***** RECORD SET

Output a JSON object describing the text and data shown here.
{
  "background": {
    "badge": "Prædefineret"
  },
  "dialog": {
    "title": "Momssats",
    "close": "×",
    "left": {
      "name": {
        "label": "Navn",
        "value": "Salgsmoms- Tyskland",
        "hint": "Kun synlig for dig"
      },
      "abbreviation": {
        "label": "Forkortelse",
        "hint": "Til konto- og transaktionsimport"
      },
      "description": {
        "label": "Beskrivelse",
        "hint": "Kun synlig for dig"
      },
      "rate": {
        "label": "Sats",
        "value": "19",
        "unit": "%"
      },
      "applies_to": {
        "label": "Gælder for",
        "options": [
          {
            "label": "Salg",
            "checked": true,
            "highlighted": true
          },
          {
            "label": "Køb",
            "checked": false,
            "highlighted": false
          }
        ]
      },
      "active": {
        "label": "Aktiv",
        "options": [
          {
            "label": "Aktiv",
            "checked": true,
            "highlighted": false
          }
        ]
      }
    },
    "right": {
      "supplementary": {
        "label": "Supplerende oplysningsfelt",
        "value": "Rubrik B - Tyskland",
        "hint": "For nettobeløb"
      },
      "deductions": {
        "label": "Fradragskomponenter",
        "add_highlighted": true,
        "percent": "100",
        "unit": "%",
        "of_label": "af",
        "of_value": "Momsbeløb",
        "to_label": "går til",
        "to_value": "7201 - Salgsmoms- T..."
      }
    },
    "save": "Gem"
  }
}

**********

▶ _TASK DESCRIPTION_: Pick out every line holding the string "Salgsmoms" and return it.

▶ _COMPLETE ANSWER_:
        "value": "Salgsmoms- Tyskland",
        "to_value": "7201 - Salgsmoms- T..."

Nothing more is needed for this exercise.